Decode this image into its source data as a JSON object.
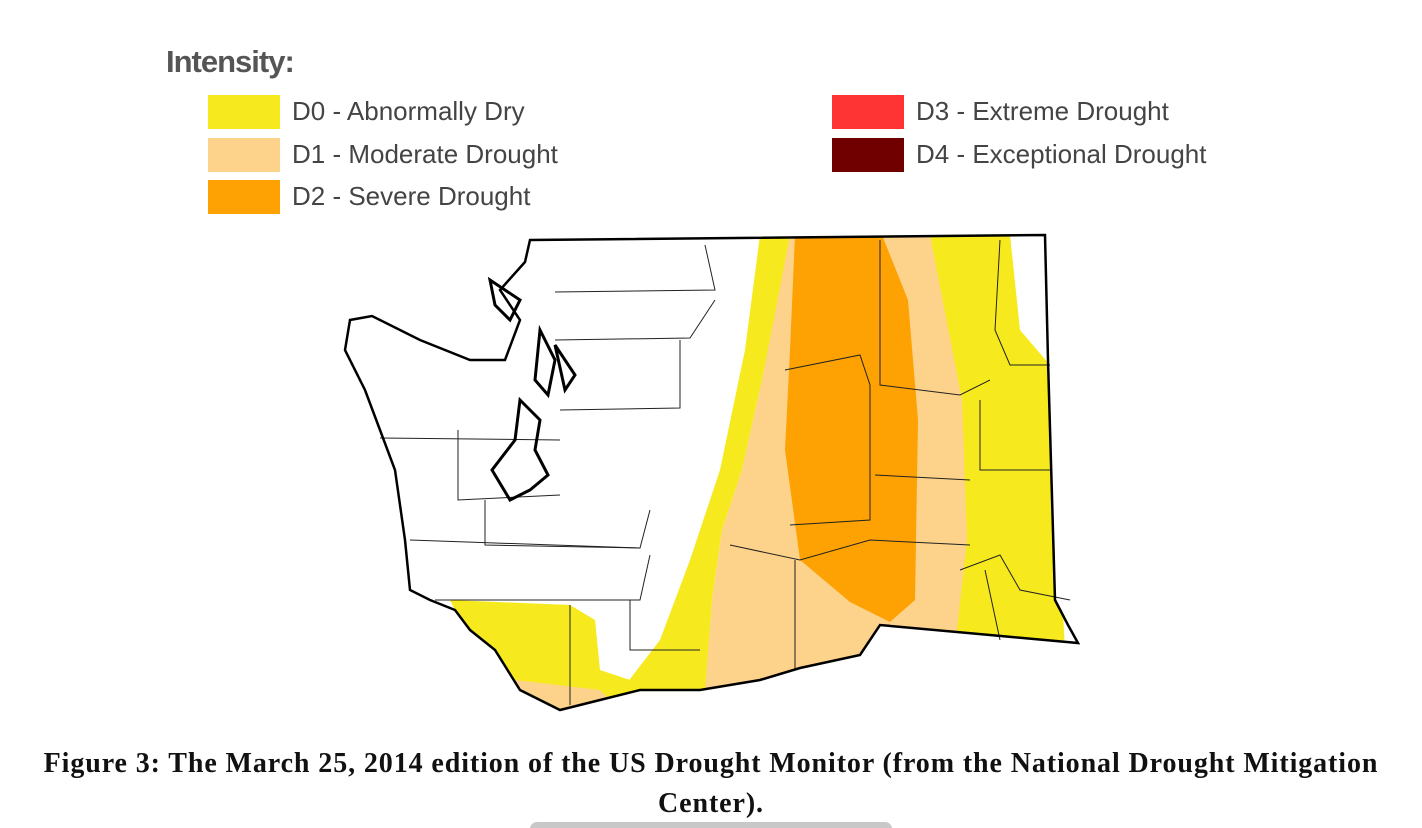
{
  "legend": {
    "title": "Intensity:",
    "items": [
      {
        "label": "D0 - Abnormally Dry",
        "color": "#f6ea1e"
      },
      {
        "label": "D1 - Moderate Drought",
        "color": "#fdd38b"
      },
      {
        "label": "D2 - Severe Drought",
        "color": "#fda202"
      },
      {
        "label": "D3 - Extreme Drought",
        "color": "#fe3334"
      },
      {
        "label": "D4 - Exceptional Drought",
        "color": "#700000"
      }
    ]
  },
  "caption": "Figure 3: The March 25, 2014 edition of the US Drought Monitor (from the National Drought Mitigation Center)."
}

=== Work to do ===
Retype each entry precisely. Skip images entirely.

=== Result of the task ===
Decode this image into its source data as a JSON object.
{
  "legend": {
    "title": "Intensity:",
    "items": [
      {
        "label": "D0 - Abnormally Dry",
        "color": "#f6ea1e"
      },
      {
        "label": "D1 - Moderate Drought",
        "color": "#fdd38b"
      },
      {
        "label": "D2 - Severe Drought",
        "color": "#fda202"
      },
      {
        "label": "D3 - Extreme Drought",
        "color": "#fe3334"
      },
      {
        "label": "D4 - Exceptional Drought",
        "color": "#700000"
      }
    ]
  },
  "caption": "Figure 3: The March 25, 2014 edition of the US Drought Monitor (from the National Drought Mitigation Center)."
}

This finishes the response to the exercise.